Source extract:
★ ★ ★
Where, however, the territory within any sanitary district created under this Act becomes wholly included in one or more municipalities and no part of that territory is in an unincorporated area, any 50 electors residing within the sanitary district may file, within 6 months after being wholly included in one or more municipalities, with the circuit clerk of the county where the district is located, a petition to submit a public question to referendum on whether the sanitary district shall be dissolved. Upon filing the petition with the clerk, the circuit court shall certify the question to the proper election officials who shall submit the question at an election in accordance with the general election law. Notice of the referendum shall be given, and the referendum shall be conducted, in the manner provided by the general election law.
The question shall be in substantially the following form:
If a majority of the votes cast on this question are not in favor of dissolution of the sanitary district, the sanitary district shall continue in operation.
★ ★ ★
Given entries:
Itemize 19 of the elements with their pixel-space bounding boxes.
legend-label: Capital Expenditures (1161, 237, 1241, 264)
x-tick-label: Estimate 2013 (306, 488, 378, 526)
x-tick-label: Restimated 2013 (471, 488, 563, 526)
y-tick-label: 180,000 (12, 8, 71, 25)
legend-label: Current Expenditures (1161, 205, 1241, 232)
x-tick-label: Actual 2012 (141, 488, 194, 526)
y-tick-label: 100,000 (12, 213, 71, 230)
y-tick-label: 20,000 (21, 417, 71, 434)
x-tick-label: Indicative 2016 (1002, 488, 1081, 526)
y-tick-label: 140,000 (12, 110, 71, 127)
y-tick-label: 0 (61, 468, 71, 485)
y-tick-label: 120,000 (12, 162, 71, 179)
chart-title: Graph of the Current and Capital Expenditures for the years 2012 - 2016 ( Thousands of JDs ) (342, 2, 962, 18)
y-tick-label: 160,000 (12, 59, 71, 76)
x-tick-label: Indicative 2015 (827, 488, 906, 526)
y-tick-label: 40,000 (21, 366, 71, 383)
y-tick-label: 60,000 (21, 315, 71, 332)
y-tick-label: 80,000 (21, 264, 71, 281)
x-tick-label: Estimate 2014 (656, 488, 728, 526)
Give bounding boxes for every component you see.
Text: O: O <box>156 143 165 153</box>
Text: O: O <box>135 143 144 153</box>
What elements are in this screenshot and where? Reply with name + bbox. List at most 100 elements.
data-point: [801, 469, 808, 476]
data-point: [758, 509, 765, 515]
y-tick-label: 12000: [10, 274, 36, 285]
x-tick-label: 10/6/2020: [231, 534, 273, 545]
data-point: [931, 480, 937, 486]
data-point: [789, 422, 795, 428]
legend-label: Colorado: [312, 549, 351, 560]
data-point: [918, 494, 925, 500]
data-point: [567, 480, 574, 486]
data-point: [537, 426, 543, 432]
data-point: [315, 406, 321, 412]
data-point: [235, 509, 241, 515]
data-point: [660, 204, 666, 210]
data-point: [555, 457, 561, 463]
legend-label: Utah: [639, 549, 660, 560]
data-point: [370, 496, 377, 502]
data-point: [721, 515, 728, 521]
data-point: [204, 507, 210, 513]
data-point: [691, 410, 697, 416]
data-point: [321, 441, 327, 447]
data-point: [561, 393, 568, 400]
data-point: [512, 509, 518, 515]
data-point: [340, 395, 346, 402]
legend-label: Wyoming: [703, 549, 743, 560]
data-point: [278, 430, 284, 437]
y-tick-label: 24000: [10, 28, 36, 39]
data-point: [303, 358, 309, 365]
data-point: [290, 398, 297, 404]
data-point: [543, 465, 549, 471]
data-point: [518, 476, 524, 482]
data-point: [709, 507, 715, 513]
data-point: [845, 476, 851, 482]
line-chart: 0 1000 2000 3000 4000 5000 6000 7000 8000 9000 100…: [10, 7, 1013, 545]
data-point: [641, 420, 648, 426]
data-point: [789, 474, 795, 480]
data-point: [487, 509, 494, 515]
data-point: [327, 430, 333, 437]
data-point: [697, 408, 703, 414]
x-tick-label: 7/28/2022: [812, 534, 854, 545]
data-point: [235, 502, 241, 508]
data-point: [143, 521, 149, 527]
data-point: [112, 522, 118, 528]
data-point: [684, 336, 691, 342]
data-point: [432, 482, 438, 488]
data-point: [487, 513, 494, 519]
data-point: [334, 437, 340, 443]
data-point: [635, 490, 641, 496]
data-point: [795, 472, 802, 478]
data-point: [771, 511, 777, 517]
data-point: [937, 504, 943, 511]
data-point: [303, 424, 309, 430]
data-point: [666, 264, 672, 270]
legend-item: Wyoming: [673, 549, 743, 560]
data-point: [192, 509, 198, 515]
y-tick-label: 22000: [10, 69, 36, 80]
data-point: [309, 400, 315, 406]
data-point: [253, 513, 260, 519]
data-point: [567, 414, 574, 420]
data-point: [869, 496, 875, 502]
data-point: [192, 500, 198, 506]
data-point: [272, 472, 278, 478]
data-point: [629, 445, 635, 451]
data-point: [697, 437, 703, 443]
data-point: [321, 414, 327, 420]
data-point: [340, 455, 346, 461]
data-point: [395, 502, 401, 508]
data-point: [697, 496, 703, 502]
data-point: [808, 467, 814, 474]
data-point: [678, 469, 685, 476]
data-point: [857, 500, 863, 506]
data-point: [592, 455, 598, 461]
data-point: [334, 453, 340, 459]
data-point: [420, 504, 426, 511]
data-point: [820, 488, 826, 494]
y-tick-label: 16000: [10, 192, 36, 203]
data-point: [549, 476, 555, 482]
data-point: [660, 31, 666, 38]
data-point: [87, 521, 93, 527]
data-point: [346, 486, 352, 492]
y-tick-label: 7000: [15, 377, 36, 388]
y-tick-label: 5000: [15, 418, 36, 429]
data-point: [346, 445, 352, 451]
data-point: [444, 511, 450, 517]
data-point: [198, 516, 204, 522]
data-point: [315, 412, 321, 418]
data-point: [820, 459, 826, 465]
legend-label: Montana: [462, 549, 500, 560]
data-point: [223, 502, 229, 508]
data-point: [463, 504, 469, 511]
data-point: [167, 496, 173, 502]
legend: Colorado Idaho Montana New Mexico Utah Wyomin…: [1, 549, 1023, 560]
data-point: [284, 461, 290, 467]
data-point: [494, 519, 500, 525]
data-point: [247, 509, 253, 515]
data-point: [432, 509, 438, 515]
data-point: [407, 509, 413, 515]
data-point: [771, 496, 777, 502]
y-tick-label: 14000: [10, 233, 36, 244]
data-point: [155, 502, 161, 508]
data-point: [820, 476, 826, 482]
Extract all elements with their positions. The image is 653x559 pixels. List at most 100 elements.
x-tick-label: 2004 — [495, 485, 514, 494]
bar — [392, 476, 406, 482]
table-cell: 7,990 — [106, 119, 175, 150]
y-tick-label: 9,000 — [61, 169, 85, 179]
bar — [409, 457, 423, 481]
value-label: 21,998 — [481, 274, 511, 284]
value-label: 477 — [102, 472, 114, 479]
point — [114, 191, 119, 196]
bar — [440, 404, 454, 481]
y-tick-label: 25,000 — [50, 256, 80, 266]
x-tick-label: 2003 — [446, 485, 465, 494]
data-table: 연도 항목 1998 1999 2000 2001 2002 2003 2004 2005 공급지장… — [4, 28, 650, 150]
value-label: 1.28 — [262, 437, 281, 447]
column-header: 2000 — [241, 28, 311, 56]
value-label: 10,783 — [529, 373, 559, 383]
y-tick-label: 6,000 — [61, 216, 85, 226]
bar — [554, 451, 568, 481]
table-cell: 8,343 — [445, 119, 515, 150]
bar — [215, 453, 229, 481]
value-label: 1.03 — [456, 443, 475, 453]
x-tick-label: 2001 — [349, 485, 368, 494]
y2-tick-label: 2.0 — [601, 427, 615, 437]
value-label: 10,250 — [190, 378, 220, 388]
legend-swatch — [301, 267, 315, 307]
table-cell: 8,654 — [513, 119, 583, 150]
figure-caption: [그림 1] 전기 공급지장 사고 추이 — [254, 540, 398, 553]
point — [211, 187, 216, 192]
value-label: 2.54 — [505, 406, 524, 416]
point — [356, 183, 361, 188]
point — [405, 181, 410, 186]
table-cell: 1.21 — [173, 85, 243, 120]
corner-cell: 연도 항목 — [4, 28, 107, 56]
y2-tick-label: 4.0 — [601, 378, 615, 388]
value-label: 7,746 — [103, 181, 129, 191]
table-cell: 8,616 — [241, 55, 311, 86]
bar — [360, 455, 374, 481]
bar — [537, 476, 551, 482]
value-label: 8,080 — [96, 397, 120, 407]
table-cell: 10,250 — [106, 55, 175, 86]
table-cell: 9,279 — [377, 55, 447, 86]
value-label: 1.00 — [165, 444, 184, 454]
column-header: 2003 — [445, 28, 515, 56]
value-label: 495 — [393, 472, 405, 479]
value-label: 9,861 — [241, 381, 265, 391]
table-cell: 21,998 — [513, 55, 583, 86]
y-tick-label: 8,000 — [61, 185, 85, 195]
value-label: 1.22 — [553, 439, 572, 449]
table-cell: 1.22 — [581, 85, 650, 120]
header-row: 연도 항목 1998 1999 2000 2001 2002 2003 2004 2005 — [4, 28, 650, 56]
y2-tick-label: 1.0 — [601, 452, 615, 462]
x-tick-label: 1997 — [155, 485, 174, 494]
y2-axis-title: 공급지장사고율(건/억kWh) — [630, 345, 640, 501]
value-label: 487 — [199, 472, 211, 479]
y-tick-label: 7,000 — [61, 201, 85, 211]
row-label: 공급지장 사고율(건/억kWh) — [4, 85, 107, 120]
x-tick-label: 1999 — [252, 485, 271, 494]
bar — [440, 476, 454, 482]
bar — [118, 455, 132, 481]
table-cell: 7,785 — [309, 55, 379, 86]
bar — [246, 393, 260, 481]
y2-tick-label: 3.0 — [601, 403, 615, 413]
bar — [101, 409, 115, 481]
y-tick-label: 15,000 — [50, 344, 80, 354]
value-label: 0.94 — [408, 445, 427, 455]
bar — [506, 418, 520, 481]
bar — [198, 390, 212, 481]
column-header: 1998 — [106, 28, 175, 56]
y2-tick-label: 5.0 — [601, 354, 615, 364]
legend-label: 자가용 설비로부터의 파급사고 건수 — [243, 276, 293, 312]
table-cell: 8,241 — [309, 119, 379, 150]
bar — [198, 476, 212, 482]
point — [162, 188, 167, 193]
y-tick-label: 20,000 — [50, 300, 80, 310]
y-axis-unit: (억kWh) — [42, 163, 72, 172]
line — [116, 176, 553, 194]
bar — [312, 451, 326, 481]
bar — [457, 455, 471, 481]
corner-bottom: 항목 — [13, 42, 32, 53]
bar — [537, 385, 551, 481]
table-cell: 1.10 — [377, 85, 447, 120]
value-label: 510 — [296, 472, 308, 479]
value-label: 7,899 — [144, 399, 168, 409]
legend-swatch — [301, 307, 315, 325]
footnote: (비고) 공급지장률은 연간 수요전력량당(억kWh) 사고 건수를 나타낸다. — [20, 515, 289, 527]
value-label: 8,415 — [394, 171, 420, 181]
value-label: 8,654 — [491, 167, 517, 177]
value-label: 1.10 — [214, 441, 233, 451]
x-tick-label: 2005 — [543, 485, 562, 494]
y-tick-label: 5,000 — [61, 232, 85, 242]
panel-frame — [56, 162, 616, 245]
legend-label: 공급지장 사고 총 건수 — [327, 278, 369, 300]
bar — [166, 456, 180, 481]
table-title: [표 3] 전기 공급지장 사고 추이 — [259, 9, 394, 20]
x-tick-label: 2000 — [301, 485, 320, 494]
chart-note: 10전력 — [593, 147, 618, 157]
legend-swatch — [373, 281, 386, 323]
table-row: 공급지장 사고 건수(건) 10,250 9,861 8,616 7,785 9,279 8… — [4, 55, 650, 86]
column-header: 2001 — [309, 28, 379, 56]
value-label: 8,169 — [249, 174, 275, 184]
★ ★ ★
Problem requirements:
Continue the passage on dissolving a sanitary district, picking up after its last sentence.

Task response:
If a majority of the votes cast on this question are in favor of dissolution, then the district is dissolved.
If no petition for referendum is filed with the circuit clerk within that 6-month period, then that sanitary district is dissolved by operation of law at the end of that 6-month period. In that event, each of the municipalities within which the territory of that district is located (a) shall be responsible for providing sewers for collecting and disposing of sewage and, if a water supply system was operated by the sanitary district, for supplying water in the part of the district's territory situated within the municipal corporate limits; and (b) shall be liable for that part of any revenue bonded indebtedness of the district outstanding at the time of its dissolution that is in the same proportion of the total outstanding revenue bonded indebtedness as the territory of the district included in that municipality is of the total territory in the district. The general obligation indebtedness of the dissolved district shall be paid from the proceeds of continuing taxes and special assessments as provided in Section 35. The corporate authorities of the municipalities affected shall agree as to the distribution of any personal property of the sanitary district.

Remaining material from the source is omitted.